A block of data
*-*-*

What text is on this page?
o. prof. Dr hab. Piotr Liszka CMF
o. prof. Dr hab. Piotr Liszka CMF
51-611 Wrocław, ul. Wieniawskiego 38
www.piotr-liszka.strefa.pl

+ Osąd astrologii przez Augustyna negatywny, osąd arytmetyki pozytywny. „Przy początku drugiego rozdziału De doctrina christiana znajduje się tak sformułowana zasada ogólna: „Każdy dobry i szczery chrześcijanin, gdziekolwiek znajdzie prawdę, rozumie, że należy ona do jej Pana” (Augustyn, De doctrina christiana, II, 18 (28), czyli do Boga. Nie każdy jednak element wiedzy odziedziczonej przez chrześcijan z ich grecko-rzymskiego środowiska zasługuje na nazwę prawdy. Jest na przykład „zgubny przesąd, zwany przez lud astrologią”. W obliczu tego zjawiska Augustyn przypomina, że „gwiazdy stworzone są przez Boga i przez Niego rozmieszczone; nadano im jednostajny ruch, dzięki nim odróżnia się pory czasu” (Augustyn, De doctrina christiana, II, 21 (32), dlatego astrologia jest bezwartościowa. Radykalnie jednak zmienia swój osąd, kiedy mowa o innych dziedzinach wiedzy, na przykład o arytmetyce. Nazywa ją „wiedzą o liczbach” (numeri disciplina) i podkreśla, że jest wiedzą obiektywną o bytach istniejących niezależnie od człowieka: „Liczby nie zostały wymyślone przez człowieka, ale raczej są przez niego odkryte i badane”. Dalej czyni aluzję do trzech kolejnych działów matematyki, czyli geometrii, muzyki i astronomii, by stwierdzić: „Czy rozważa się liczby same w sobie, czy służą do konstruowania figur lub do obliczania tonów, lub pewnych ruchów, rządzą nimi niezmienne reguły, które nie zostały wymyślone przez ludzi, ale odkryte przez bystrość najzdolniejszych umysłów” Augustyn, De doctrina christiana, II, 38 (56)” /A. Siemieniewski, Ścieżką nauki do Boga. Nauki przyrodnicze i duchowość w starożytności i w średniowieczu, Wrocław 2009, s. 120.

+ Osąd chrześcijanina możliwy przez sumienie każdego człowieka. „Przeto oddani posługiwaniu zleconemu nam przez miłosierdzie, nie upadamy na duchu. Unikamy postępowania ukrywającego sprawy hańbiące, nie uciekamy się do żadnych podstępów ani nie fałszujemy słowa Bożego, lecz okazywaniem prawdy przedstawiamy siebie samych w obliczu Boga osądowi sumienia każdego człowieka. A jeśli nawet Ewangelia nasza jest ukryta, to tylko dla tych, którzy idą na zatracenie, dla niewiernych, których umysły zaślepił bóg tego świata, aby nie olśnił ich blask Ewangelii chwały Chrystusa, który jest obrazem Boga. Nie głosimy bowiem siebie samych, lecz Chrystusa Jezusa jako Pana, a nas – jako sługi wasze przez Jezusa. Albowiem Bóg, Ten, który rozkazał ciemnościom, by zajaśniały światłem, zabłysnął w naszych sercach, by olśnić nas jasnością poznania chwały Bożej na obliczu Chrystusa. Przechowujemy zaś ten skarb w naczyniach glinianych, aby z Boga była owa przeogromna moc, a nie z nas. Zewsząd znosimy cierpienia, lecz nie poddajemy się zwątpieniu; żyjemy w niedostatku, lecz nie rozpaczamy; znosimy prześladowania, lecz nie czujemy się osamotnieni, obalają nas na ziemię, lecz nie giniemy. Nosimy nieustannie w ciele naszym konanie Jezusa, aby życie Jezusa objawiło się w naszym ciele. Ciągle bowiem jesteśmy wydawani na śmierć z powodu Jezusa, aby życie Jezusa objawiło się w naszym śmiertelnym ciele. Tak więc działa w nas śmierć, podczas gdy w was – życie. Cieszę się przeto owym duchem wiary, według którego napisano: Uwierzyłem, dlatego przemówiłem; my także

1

*-*-*

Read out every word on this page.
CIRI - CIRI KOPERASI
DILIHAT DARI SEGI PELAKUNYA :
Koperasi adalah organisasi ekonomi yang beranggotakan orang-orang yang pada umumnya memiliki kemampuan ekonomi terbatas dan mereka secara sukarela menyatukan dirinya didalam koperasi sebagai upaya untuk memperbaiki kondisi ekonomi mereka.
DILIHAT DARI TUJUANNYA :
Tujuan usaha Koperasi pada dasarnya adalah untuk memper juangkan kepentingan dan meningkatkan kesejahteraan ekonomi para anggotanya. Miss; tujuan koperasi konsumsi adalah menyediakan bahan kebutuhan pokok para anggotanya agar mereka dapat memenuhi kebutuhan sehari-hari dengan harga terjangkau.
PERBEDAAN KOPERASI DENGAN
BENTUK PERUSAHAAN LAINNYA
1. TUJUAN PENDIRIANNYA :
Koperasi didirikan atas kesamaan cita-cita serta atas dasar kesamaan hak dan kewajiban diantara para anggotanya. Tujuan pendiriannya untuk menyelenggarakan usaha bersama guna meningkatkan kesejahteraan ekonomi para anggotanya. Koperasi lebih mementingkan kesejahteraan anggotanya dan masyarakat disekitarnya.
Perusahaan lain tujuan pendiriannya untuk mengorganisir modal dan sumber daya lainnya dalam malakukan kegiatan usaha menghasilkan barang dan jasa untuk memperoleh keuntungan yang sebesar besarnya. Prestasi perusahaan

*-*-*

> BRIEF
Return the lines of the records that include the string "para".

> RESULT FOR THIS TASK
Tujuan usaha Koperasi pada dasarnya adalah untuk memper juangkan kepentingan dan meningkatkan kesejahteraan ekonomi para anggotanya. Miss; tujuan koperasi konsumsi adalah menyediakan bahan kebutuhan pokok para anggotanya agar mereka dapat memenuhi kebutuhan sehari-hari dengan harga terjangkau.
Koperasi didirikan atas kesamaan cita-cita serta atas dasar kesamaan hak dan kewajiban diantara para anggotanya. Tujuan pendiriannya untuk menyelenggarakan usaha bersama guna meningkatkan kesejahteraan ekonomi para anggotanya. Koperasi lebih mementingkan kesejahteraan anggotanya dan masyarakat disekitarnya.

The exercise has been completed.